■ EXERCISE DIRECTIONS: Make an exact copy of all the entries below, with the pictures left out.

■ DATASET EXTRACT:

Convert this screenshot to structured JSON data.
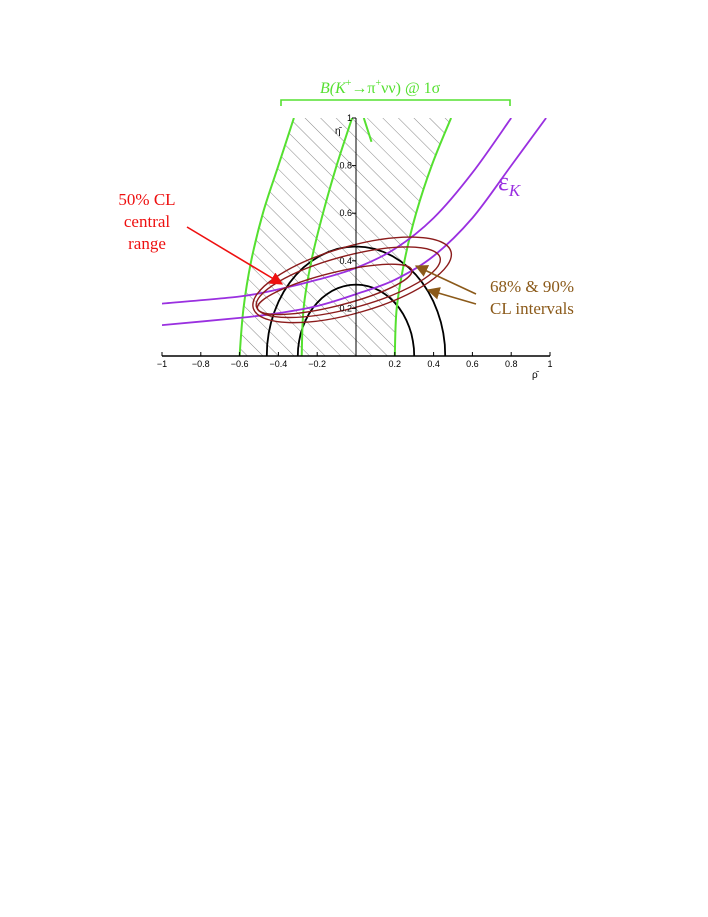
{
  "chart_data": {
    "type": "line",
    "xlabel": "ρ̄",
    "ylabel": "η̄",
    "xlim": [
      -1,
      1
    ],
    "ylim": [
      0,
      1
    ],
    "x_ticks": [
      -1,
      -0.8,
      -0.6,
      -0.4,
      -0.2,
      0.2,
      0.4,
      0.6,
      0.8,
      1
    ],
    "x_tick_labels": [
      "−1",
      "−0.8",
      "−0.6",
      "−0.4",
      "−0.2",
      "0.2",
      "0.4",
      "0.6",
      "0.8",
      "1"
    ],
    "y_ticks": [
      0.2,
      0.4,
      0.6,
      0.8,
      1
    ],
    "y_tick_labels": [
      "0.2",
      "0.4",
      "0.6",
      "0.8",
      "1"
    ],
    "grid": false,
    "colors": {
      "bkpinn": "#55e030",
      "epsk": "#9a30e0",
      "red": "#ee1010",
      "brown": "#8b5a1a",
      "contour": "#8b1c1c",
      "circle": "#000000",
      "hatch": "#555555"
    },
    "annotations": {
      "bkpinn_label_b": "B(K",
      "bkpinn_label_plus1": "+",
      "bkpinn_label_mid": "→π",
      "bkpinn_label_plus2": "+",
      "bkpinn_label_end": "νν)  @ 1σ",
      "epsk_symbol": "ε",
      "epsk_sub": "K",
      "cl50_line1": "50% CL",
      "cl50_line2": "central",
      "cl50_line3": "range",
      "cl6890_line1": "68% & 90%",
      "cl6890_line2": "CL intervals"
    },
    "series": [
      {
        "kind": "bkpinn-green",
        "curves": [
          [
            [
              -0.6,
              0
            ],
            [
              -0.58,
              0.2
            ],
            [
              -0.54,
              0.4
            ],
            [
              -0.48,
              0.6
            ],
            [
              -0.4,
              0.8
            ],
            [
              -0.32,
              1.0
            ]
          ],
          [
            [
              -0.28,
              0
            ],
            [
              -0.27,
              0.2
            ],
            [
              -0.23,
              0.4
            ],
            [
              -0.17,
              0.6
            ],
            [
              -0.1,
              0.8
            ],
            [
              -0.02,
              1.0
            ]
          ],
          [
            [
              0.2,
              0
            ],
            [
              0.21,
              0.2
            ],
            [
              0.25,
              0.4
            ],
            [
              0.31,
              0.6
            ],
            [
              0.39,
              0.8
            ],
            [
              0.49,
              1.0
            ]
          ],
          [
            [
              0.04,
              1.0
            ],
            [
              0.08,
              0.9
            ]
          ]
        ]
      },
      {
        "kind": "epsk-hyperbola",
        "curves": [
          [
            [
              -1,
              0.22
            ],
            [
              -0.6,
              0.25
            ],
            [
              -0.4,
              0.28
            ],
            [
              -0.2,
              0.32
            ],
            [
              0,
              0.37
            ],
            [
              0.2,
              0.45
            ],
            [
              0.4,
              0.58
            ],
            [
              0.6,
              0.77
            ],
            [
              0.8,
              1.0
            ]
          ],
          [
            [
              -1,
              0.13
            ],
            [
              -0.6,
              0.16
            ],
            [
              -0.4,
              0.18
            ],
            [
              -0.2,
              0.21
            ],
            [
              0,
              0.26
            ],
            [
              0.2,
              0.32
            ],
            [
              0.4,
              0.42
            ],
            [
              0.6,
              0.58
            ],
            [
              0.8,
              0.8
            ],
            [
              0.98,
              1.0
            ]
          ]
        ]
      },
      {
        "kind": "rub-circle",
        "center": [
          0,
          0
        ],
        "radii": [
          0.3,
          0.46
        ]
      },
      {
        "kind": "cl-contours",
        "ellipses": [
          {
            "cx": -0.11,
            "cy": 0.28,
            "rx": 0.41,
            "ry": 0.07,
            "angle": 14
          },
          {
            "cx": -0.04,
            "cy": 0.31,
            "rx": 0.49,
            "ry": 0.11,
            "angle": 15
          },
          {
            "cx": -0.02,
            "cy": 0.32,
            "rx": 0.53,
            "ry": 0.14,
            "angle": 16
          }
        ]
      }
    ],
    "hatched_band_x": [
      -0.6,
      0.2
    ]
  }
}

■ SOLUTION FOR THIS PROBLEM:
Convert this screenshot to structured JSON data.
{
  "chart_data": {
    "type": "line",
    "xlabel": "ρ̄",
    "ylabel": "η̄",
    "xlim": [
      -1,
      1
    ],
    "ylim": [
      0,
      1
    ],
    "x_ticks": [
      -1,
      -0.8,
      -0.6,
      -0.4,
      -0.2,
      0.2,
      0.4,
      0.6,
      0.8,
      1
    ],
    "x_tick_labels": [
      "−1",
      "−0.8",
      "−0.6",
      "−0.4",
      "−0.2",
      "0.2",
      "0.4",
      "0.6",
      "0.8",
      "1"
    ],
    "y_ticks": [
      0.2,
      0.4,
      0.6,
      0.8,
      1
    ],
    "y_tick_labels": [
      "0.2",
      "0.4",
      "0.6",
      "0.8",
      "1"
    ],
    "grid": false,
    "colors": {
      "bkpinn": "#55e030",
      "epsk": "#9a30e0",
      "red": "#ee1010",
      "brown": "#8b5a1a",
      "contour": "#8b1c1c",
      "circle": "#000000",
      "hatch": "#555555"
    },
    "annotations": {
      "bkpinn_label_b": "B(K",
      "bkpinn_label_plus1": "+",
      "bkpinn_label_mid": "→π",
      "bkpinn_label_plus2": "+",
      "bkpinn_label_end": "νν)  @ 1σ",
      "epsk_symbol": "ε",
      "epsk_sub": "K",
      "cl50_line1": "50% CL",
      "cl50_line2": "central",
      "cl50_line3": "range",
      "cl6890_line1": "68% & 90%",
      "cl6890_line2": "CL intervals"
    },
    "series": [
      {
        "kind": "bkpinn-green",
        "curves": [
          [
            [
              -0.6,
              0
            ],
            [
              -0.58,
              0.2
            ],
            [
              -0.54,
              0.4
            ],
            [
              -0.48,
              0.6
            ],
            [
              -0.4,
              0.8
            ],
            [
              -0.32,
              1.0
            ]
          ],
          [
            [
              -0.28,
              0
            ],
            [
              -0.27,
              0.2
            ],
            [
              -0.23,
              0.4
            ],
            [
              -0.17,
              0.6
            ],
            [
              -0.1,
              0.8
            ],
            [
              -0.02,
              1.0
            ]
          ],
          [
            [
              0.2,
              0
            ],
            [
              0.21,
              0.2
            ],
            [
              0.25,
              0.4
            ],
            [
              0.31,
              0.6
            ],
            [
              0.39,
              0.8
            ],
            [
              0.49,
              1.0
            ]
          ],
          [
            [
              0.04,
              1.0
            ],
            [
              0.08,
              0.9
            ]
          ]
        ]
      },
      {
        "kind": "epsk-hyperbola",
        "curves": [
          [
            [
              -1,
              0.22
            ],
            [
              -0.6,
              0.25
            ],
            [
              -0.4,
              0.28
            ],
            [
              -0.2,
              0.32
            ],
            [
              0,
              0.37
            ],
            [
              0.2,
              0.45
            ],
            [
              0.4,
              0.58
            ],
            [
              0.6,
              0.77
            ],
            [
              0.8,
              1.0
            ]
          ],
          [
            [
              -1,
              0.13
            ],
            [
              -0.6,
              0.16
            ],
            [
              -0.4,
              0.18
            ],
            [
              -0.2,
              0.21
            ],
            [
              0,
              0.26
            ],
            [
              0.2,
              0.32
            ],
            [
              0.4,
              0.42
            ],
            [
              0.6,
              0.58
            ],
            [
              0.8,
              0.8
            ],
            [
              0.98,
              1.0
            ]
          ]
        ]
      },
      {
        "kind": "rub-circle",
        "center": [
          0,
          0
        ],
        "radii": [
          0.3,
          0.46
        ]
      },
      {
        "kind": "cl-contours",
        "ellipses": [
          {
            "cx": -0.11,
            "cy": 0.28,
            "rx": 0.41,
            "ry": 0.07,
            "angle": 14
          },
          {
            "cx": -0.04,
            "cy": 0.31,
            "rx": 0.49,
            "ry": 0.11,
            "angle": 15
          },
          {
            "cx": -0.02,
            "cy": 0.32,
            "rx": 0.53,
            "ry": 0.14,
            "angle": 16
          }
        ]
      }
    ],
    "hatched_band_x": [
      -0.6,
      0.2
    ]
  }
}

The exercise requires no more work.